Texto de leitura:
*-*-*

O termo “Raia” indica, desde o início, uma fronteira macia, maleável e porosa, que pode ser vista na experiência da Rota do Contrabando entre a povoação portuguesa de Vilarelho da Raia e a galega Rabal, onde a Raia deixa de ser uma fronteira para ser uma região “promíscua”, onde não sabemos em que país nos encontramos e levamos alguns minutos a concluir a nossa investigação.

Esta é chamada de Raia Seca (o nordeste raiano), onde não existe nem uma faixa azul de água de um rio que delimite a fronteira. Um limite territorial que durante muitos séculos os Estados se empenharam para que fosse antes fronteira do que Raia. O fim das alfândegas e dos passaportes ampliou um mundo de possibilidades que não se souberam aproveitar correctamente e antes, pelo contrário, houve uma forte deterioração económica e um forte despovoamento, que aconteceu devido ao fim do contrabando, que era a actividade económica que acabava por fixar a população ao local.

A Eurociudade Chaves-Verín e a Rede Ibérica de Entidades Transfronteiriças (RIET) querem revalorizar a região raiana, dotando-a de uma estratégia de desenvolvimento. Já que são a vanguarda da sociedade civil raiana. A RIET como instituição, mesmo não sendo parte de ambos os Estados, é ela mesma uma grande vitória. Esta supõe numa articulação da sociedade civil da Raia como um espaço de sinergias de investimento, em aliança com a União Europeia, e de luta frente as estruturas estatais que viraram as costas.

Começam a haver sinais positivos e ambos os governos que estão a negociar, ou pelo menos a dialogar, sobre estratégias conjuntas. A “poesia” iberista, que só se recita nas cimeiras ibéricas, tem sido sempre desmentida pela realidade. Agora é o momento de cumprir com as promessas. As empresas têm consolidado um mercado ibérico e estão conscientes da importância e da eficiência de uma forma de organização ibérica mas faz falta que se dê um passo a mais no projecto ibérico (A conexão Lisboa-Madrid é também chave).

*-*-*

[Dados de anotação da paginação]
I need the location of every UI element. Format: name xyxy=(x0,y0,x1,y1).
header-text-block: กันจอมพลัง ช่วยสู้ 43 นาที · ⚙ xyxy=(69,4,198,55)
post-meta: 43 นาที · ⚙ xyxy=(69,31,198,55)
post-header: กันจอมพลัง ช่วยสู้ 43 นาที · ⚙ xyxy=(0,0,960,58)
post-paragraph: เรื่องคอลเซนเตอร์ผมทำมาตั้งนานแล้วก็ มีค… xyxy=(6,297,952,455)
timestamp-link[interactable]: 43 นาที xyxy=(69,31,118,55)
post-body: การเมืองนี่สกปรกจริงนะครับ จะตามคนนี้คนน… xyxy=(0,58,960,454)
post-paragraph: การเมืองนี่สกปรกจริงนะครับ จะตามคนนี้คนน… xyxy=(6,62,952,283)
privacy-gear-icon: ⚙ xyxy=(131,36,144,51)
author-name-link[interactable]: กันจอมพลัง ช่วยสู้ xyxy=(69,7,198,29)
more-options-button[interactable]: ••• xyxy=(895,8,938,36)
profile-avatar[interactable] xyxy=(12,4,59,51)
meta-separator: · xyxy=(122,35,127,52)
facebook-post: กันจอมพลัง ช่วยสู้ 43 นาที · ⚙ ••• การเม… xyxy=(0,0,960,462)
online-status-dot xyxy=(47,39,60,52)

*-*-*

Tarefas e exercícios:
- A) Reescreva em forma de lista, conservando os factos principais, o parágrafo do texto sobre a Raia que começa por “A Eurociudade Chaves-Verín”.
- B) Indique todas as entidades e instituições mencionadas pelo nome no texto sobre a Raia.
- C) Prossiga o texto sobre a Raia a partir da última frase apresentada.
Os registos provêm de outra fonte.

Respostas às tarefas:
- A)
- A Eurociudade Chaves-Verín e a RIET querem revalorizar a região raiana com uma estratégia de desenvolvimento.
- Ambas são a vanguarda da sociedade civil raiana.
- A RIET não faz parte de nenhum dos Estados, mas a sua existência já é uma grande vitória.
- A RIET articula a sociedade civil da Raia como espaço de sinergias de investimento, em aliança com a União Europeia.
- Essa articulação serve também de luta contra as estruturas estatais que viraram as costas à região.

- B)
- Eurociudade Chaves-Verín
- Rede Ibérica de Entidades Transfronteiriças (RIET)
- União Europeia

- C)
É necessário que as grandes empresas e ambos os Estados estejam envolvidos no desenvolvimento da Raia como uma região estratégica para ambos os países. É o momento de nos olharmos nos olhos e conhecermos melhor. As fronteiras, na Europa, costumam ser lugares com um alto nível de vida. Aqui temos que analisar o que está a faltar, e investir em massa na fronteira. O custo de oportunidade cresce a cada ano, a medida que a Raia se esvazia. Ambos os Estados deveriam já ir colocando nesta zona da fronteira ministérios e outros organismos. Isto sem desmerecer a zona do Mediterrâneo. Espanha e Portugal deveriam ter um olho no Atlântico e outro no Mediterrâneo.

Também devemos nos perguntar porque existe uma tão dura fronteira mediática. O TRAPÉZIO vem superar essa fronteira para criar uma opinião pública ibérica, só que ambos os Estados e as grandes empresas (também as de comunicação) devem fazer o mesmo ou pelo menos ajudar este tipo de projectos. Há um mistério, que algum terá que resolver, que em Espanha de vejam canais em francês, inglês ou chinês mas não seja possível os ver em português (e isto inclui toda a lusofonia). A televisão portuguesa tem de se ver no outro lado da Raia e em toda a Espanha com a mesma facilidade que se vê televisão espanhola em Portugal.

A Raia é uma intersecção de dois conjuntos (Raia = Espanha ∩ Portugal), onde os habitantes destas zonas têm desenvolvido relações, com alguns prejuízos, mas também com muita solidariedade e “promiscuidade”, termo que era usado pelos altos funcionários do século XIX quando tentavam negociar a fronteira dos povos raianos.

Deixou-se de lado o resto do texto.